WRITTEN TASK: Gather every line of the entries that includes the word "with".

MATERIALS PROVIDED:
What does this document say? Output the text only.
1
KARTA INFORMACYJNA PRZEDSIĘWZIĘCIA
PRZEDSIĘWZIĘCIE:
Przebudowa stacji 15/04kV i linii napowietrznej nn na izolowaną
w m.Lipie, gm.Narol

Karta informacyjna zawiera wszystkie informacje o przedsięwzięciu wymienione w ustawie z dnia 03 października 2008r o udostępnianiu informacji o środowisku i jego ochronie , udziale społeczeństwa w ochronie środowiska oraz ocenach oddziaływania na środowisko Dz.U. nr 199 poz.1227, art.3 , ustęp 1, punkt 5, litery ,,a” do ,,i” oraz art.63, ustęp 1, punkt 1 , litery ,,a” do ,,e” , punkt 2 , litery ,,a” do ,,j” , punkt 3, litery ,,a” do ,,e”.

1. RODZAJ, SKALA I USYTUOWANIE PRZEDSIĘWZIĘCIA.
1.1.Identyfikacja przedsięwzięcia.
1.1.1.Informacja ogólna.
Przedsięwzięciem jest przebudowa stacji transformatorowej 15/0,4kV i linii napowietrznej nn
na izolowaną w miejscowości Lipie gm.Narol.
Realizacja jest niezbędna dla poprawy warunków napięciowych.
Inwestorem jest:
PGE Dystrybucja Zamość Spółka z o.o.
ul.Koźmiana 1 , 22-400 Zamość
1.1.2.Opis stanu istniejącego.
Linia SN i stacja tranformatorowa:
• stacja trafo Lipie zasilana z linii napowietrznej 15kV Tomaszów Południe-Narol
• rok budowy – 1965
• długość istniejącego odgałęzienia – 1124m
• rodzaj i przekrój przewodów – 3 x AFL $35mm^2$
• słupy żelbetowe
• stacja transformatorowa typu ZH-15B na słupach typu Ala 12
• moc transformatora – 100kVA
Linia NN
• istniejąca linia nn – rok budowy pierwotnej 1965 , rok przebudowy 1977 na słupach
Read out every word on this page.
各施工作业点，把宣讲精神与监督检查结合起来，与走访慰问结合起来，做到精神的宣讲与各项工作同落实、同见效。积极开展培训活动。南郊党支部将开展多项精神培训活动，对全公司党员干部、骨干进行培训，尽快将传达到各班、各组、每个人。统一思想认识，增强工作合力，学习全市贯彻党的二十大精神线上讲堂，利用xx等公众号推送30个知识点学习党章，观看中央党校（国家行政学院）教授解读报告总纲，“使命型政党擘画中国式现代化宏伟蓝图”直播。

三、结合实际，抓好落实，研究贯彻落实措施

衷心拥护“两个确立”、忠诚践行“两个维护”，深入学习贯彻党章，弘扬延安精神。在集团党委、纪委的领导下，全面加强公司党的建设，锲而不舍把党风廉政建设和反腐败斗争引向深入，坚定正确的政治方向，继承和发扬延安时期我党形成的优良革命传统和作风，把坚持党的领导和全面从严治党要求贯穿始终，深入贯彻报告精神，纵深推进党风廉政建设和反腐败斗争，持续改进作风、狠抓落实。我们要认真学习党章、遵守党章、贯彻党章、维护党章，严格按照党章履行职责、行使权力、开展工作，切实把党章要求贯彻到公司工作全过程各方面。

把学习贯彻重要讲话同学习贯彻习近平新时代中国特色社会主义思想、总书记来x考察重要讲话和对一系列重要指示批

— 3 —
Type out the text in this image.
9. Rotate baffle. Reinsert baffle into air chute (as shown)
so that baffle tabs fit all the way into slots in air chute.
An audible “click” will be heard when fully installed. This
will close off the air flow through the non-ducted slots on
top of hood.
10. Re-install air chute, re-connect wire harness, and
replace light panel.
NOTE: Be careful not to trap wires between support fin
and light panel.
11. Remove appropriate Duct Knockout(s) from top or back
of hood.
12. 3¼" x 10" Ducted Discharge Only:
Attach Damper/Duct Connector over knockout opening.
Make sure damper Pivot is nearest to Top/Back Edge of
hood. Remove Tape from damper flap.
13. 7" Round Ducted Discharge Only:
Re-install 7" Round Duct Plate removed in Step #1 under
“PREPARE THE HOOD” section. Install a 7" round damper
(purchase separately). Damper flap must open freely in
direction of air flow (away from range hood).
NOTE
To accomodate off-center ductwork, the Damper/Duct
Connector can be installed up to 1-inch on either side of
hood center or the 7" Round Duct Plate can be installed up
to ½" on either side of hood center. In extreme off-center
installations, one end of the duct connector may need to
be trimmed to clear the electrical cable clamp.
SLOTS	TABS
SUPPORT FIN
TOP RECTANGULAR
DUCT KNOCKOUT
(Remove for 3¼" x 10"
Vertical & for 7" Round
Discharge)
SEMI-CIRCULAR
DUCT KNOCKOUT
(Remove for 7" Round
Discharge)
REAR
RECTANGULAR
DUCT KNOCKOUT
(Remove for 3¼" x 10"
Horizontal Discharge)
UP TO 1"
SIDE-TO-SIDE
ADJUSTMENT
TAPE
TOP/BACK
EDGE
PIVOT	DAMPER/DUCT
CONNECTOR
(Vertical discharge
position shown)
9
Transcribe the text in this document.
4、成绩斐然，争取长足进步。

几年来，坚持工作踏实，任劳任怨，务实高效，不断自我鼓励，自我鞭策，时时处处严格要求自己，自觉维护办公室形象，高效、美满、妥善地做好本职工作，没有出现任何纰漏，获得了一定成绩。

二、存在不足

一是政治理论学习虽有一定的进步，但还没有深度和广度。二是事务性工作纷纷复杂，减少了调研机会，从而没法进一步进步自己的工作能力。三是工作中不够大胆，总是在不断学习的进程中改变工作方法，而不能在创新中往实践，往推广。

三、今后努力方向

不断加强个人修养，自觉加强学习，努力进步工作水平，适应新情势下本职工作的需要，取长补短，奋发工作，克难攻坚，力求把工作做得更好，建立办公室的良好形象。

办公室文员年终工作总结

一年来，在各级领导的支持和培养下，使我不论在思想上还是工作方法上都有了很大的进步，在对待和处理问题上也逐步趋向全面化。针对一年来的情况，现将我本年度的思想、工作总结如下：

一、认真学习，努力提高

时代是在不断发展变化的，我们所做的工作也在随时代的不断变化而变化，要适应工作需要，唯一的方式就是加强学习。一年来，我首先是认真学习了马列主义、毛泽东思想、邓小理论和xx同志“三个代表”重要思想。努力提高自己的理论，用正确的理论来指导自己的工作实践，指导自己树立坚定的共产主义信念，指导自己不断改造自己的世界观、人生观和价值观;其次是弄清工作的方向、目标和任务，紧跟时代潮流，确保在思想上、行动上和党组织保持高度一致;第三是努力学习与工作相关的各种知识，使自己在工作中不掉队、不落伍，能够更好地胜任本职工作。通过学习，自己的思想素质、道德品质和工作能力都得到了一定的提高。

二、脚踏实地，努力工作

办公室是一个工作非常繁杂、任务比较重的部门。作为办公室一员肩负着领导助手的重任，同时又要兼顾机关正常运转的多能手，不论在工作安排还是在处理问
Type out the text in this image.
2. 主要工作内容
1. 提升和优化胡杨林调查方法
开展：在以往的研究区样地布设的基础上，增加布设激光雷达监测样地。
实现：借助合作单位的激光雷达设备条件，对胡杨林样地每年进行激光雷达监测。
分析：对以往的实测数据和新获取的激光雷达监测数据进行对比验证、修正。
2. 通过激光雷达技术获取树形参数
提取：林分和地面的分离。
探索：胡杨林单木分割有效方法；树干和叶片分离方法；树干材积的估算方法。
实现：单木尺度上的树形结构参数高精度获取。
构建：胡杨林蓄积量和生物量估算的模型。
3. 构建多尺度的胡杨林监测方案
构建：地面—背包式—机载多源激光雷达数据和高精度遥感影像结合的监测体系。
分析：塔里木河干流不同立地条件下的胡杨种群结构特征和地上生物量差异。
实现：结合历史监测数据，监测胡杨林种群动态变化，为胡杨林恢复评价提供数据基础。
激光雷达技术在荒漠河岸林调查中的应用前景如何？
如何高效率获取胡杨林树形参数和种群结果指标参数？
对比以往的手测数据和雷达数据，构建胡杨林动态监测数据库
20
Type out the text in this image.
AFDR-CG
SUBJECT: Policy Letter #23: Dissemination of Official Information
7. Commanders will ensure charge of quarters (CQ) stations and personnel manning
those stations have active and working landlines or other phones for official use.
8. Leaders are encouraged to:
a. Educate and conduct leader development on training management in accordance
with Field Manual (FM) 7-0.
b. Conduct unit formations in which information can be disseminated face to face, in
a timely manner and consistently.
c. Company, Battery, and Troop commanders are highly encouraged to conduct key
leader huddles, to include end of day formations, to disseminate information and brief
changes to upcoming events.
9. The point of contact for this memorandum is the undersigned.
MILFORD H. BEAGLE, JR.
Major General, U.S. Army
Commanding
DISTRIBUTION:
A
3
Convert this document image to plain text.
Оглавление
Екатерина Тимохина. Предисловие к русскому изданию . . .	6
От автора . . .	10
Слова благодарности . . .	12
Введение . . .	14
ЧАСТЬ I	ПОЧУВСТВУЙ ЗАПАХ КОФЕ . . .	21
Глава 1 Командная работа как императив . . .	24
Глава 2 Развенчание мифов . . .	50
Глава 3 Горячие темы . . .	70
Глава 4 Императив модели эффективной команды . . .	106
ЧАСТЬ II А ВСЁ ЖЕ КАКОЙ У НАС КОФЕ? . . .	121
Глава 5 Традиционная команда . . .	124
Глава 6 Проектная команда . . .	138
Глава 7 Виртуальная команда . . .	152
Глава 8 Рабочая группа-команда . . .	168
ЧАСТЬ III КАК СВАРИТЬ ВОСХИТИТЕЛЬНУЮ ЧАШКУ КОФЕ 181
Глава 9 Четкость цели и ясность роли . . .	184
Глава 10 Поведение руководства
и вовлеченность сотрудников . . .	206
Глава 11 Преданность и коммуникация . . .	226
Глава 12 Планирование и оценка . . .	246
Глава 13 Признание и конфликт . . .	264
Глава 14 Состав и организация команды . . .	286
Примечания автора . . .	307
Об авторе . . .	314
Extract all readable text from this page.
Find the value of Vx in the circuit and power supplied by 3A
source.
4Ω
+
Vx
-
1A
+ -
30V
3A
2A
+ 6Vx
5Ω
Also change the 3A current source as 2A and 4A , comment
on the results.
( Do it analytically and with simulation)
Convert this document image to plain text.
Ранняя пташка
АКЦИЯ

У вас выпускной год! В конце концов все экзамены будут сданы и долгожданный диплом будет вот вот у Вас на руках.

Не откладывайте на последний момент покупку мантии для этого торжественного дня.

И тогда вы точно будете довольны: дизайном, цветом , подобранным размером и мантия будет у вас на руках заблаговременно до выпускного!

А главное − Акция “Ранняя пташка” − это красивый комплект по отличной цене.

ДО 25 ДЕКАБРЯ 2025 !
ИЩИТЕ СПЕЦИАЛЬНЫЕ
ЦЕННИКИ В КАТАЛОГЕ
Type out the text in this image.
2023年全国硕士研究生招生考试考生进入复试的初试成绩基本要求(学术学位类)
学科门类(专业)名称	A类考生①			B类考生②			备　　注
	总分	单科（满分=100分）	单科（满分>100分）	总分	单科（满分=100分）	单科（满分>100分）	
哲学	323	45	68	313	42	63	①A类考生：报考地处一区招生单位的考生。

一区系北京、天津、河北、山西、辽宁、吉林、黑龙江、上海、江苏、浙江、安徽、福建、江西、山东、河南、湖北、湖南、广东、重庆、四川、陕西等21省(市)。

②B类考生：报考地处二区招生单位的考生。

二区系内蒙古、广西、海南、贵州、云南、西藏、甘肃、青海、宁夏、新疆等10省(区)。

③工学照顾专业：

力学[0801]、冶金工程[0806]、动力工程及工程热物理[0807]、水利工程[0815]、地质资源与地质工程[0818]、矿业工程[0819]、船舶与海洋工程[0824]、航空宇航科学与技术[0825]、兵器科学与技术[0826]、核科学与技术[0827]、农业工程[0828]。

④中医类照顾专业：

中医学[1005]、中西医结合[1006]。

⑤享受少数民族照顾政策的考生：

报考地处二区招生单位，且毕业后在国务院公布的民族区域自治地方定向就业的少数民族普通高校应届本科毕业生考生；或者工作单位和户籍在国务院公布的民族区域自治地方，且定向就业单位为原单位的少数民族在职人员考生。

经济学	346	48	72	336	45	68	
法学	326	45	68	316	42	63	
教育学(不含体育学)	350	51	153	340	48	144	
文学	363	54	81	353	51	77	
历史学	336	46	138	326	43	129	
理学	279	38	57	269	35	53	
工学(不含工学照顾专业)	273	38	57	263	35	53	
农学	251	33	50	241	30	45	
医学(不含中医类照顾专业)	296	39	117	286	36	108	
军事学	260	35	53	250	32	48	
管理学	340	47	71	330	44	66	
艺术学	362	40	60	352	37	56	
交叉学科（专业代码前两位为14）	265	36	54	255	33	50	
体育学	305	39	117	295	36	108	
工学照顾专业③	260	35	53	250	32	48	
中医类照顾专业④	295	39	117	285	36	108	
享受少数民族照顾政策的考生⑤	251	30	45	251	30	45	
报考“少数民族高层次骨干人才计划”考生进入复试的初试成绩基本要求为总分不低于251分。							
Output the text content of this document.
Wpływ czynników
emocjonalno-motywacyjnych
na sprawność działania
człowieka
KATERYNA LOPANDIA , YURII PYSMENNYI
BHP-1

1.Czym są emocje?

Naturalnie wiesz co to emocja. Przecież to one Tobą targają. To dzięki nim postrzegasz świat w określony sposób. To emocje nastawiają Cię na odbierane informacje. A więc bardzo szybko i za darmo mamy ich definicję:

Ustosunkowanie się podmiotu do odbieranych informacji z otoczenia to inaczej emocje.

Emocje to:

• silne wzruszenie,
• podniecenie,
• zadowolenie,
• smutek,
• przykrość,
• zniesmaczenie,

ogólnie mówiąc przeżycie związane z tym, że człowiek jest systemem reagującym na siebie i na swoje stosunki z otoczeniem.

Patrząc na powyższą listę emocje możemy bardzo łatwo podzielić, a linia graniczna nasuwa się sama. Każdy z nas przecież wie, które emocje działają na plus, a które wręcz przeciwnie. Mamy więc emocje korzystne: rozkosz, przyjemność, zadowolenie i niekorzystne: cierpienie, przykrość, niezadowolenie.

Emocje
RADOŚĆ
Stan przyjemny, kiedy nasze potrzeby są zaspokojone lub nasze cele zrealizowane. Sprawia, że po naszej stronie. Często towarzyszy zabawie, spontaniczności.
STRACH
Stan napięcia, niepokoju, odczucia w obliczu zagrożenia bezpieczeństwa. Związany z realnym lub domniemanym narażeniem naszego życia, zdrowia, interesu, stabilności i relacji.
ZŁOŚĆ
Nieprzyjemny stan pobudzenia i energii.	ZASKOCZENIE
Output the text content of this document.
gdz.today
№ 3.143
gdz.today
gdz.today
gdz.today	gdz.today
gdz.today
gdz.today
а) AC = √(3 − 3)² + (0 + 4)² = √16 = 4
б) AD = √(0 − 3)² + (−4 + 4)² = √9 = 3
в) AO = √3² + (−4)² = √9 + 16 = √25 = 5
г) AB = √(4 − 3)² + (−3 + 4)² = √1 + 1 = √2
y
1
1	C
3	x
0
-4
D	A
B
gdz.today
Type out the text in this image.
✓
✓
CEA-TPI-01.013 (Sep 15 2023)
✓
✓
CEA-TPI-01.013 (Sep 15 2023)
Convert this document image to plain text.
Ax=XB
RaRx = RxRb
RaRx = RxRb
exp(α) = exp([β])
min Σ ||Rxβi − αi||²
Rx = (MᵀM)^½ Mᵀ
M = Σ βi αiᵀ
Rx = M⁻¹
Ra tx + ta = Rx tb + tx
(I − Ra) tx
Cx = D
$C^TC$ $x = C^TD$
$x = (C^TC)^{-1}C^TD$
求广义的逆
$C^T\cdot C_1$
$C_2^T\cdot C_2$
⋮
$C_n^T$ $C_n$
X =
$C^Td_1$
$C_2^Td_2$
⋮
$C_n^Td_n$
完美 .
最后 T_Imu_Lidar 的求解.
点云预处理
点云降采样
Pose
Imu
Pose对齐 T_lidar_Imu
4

EXERCISE ANSWER:
with Field Manual (FM) 7-0.
( Do it analytically and with simulation)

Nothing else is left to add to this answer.